● OBJECTIVE
Determine how many lines in the data below contain "beam" and write only that number.
— BEGIN RECORDS SUPPLIED —
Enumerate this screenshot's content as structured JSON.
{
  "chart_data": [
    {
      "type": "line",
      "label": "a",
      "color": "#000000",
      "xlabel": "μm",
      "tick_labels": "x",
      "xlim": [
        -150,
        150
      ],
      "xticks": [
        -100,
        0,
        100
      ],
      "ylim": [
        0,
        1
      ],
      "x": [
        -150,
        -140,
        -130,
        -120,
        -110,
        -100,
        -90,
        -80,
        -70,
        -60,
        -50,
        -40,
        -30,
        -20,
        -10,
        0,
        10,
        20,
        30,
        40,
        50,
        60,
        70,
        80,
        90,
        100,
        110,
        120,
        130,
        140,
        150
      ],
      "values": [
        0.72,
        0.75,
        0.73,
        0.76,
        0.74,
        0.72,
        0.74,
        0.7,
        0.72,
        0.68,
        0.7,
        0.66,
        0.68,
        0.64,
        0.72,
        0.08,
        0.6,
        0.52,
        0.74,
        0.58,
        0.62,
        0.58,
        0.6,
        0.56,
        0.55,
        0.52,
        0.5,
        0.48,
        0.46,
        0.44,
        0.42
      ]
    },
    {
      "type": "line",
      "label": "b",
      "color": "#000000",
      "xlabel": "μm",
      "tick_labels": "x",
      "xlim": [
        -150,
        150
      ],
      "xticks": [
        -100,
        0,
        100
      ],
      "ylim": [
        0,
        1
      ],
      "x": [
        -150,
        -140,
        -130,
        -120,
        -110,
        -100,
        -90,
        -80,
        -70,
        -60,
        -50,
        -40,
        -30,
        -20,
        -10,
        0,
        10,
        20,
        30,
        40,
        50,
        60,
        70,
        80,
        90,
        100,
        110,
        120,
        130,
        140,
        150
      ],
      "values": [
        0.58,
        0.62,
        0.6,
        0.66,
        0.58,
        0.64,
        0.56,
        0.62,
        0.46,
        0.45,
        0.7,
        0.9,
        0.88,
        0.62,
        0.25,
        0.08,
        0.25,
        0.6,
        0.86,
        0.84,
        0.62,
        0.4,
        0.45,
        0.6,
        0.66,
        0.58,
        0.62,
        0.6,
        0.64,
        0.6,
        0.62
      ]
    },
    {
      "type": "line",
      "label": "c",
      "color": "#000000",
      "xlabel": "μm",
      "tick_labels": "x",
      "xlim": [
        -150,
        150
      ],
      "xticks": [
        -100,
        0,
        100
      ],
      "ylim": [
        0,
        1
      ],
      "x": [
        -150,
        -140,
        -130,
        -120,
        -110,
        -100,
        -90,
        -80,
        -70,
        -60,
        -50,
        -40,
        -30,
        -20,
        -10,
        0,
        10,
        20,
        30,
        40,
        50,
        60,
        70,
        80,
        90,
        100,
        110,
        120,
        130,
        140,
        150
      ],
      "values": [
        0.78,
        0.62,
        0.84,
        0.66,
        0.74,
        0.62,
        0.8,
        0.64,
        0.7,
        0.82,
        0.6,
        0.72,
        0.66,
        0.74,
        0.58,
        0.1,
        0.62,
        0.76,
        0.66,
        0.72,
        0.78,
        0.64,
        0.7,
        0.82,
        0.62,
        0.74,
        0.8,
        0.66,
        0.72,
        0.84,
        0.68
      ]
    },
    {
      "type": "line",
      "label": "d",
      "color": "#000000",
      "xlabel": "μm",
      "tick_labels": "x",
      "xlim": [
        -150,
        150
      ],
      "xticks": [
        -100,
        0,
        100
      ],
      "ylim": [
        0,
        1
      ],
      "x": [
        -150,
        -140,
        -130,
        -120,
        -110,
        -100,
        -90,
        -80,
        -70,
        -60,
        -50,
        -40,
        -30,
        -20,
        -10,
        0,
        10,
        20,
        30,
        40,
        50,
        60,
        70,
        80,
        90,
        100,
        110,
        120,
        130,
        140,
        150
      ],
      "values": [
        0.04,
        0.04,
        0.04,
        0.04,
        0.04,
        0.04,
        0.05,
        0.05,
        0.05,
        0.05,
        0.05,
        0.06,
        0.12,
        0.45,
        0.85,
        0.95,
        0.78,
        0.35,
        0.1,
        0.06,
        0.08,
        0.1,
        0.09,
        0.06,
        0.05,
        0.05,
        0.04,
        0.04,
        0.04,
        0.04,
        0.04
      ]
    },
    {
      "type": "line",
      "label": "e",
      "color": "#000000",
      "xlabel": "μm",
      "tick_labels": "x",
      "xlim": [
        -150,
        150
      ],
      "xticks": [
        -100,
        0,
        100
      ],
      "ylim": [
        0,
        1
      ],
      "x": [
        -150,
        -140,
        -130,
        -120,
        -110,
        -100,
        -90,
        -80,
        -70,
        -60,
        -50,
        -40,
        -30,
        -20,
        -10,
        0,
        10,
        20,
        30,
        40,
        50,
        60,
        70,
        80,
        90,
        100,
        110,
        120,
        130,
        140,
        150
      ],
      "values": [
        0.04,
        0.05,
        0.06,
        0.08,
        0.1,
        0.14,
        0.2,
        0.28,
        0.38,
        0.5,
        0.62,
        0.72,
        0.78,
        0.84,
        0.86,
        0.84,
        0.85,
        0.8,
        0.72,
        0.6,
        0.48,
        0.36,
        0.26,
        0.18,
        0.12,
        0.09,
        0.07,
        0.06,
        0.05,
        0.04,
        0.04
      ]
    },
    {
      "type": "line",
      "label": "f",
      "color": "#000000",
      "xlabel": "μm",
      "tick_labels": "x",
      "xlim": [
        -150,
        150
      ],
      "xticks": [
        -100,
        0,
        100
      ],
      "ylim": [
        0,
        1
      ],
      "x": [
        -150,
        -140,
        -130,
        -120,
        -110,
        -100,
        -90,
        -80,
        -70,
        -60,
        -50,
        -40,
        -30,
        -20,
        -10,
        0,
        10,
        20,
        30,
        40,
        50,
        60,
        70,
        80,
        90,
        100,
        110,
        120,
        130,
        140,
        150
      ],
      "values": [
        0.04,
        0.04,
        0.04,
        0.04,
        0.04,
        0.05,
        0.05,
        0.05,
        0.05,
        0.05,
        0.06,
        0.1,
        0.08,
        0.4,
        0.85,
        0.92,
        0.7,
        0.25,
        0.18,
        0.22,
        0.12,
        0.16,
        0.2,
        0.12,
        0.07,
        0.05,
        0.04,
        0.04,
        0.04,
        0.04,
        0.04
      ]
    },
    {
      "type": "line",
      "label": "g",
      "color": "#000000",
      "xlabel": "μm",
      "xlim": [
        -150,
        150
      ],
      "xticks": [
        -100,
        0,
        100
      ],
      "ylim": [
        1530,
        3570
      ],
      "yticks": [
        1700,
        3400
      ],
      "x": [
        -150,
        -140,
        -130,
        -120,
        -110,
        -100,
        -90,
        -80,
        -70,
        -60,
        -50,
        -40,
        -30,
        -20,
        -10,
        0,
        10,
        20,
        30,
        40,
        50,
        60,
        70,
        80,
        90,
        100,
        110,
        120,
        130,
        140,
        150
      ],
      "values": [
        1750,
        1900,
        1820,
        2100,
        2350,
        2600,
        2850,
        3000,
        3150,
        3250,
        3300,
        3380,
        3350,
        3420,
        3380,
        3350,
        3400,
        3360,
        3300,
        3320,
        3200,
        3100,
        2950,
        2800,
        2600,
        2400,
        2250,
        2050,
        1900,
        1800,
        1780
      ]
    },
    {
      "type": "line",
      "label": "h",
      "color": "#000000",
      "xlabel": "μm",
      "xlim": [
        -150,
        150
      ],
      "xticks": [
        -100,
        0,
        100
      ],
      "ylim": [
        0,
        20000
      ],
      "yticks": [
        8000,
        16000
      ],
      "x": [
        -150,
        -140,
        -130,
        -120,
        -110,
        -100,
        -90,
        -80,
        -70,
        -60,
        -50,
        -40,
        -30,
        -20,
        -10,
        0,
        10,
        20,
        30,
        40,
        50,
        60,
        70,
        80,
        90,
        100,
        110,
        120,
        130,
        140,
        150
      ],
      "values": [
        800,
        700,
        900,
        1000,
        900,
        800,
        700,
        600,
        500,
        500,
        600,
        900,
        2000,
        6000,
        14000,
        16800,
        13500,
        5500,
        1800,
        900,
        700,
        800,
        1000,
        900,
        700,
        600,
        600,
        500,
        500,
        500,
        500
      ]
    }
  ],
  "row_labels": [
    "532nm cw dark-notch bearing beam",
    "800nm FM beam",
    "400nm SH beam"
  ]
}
— END RECORDS SUPPLIED —
● REPLY TO THE EXERCISE
3